───── RECORDED INFORMATION

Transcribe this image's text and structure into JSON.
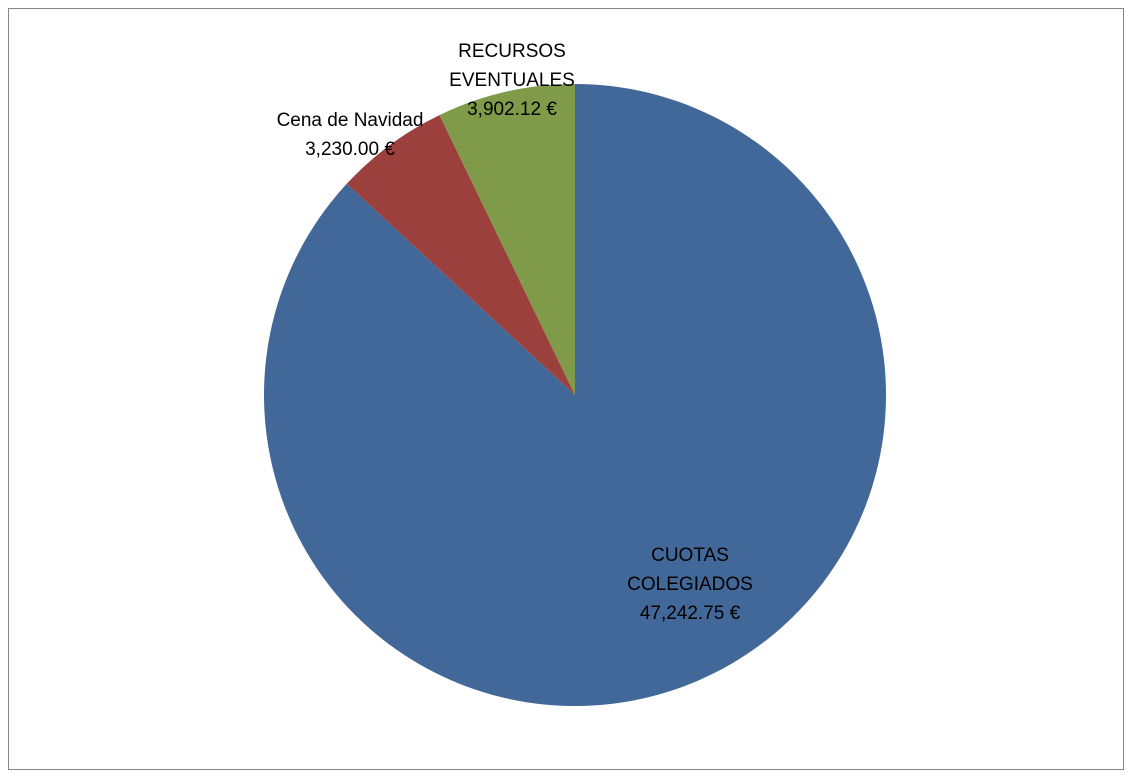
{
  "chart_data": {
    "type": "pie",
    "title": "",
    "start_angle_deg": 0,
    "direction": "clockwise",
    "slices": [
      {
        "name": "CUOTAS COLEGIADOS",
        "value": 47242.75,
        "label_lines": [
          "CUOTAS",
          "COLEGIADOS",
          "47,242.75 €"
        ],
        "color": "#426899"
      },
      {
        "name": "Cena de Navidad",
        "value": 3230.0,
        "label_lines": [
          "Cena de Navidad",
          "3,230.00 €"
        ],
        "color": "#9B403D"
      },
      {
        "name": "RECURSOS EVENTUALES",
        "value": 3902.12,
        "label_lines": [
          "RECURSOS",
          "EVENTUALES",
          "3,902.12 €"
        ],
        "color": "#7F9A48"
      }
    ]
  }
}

──────────

● TASK REQUIREMENTS: Exclude all images and restate the records above word for word.

● TASK SOLUTION:
Transcribe this image's text and structure into JSON.
{
  "chart_data": {
    "type": "pie",
    "title": "",
    "start_angle_deg": 0,
    "direction": "clockwise",
    "slices": [
      {
        "name": "CUOTAS COLEGIADOS",
        "value": 47242.75,
        "label_lines": [
          "CUOTAS",
          "COLEGIADOS",
          "47,242.75 €"
        ],
        "color": "#426899"
      },
      {
        "name": "Cena de Navidad",
        "value": 3230.0,
        "label_lines": [
          "Cena de Navidad",
          "3,230.00 €"
        ],
        "color": "#9B403D"
      },
      {
        "name": "RECURSOS EVENTUALES",
        "value": 3902.12,
        "label_lines": [
          "RECURSOS",
          "EVENTUALES",
          "3,902.12 €"
        ],
        "color": "#7F9A48"
      }
    ]
  }
}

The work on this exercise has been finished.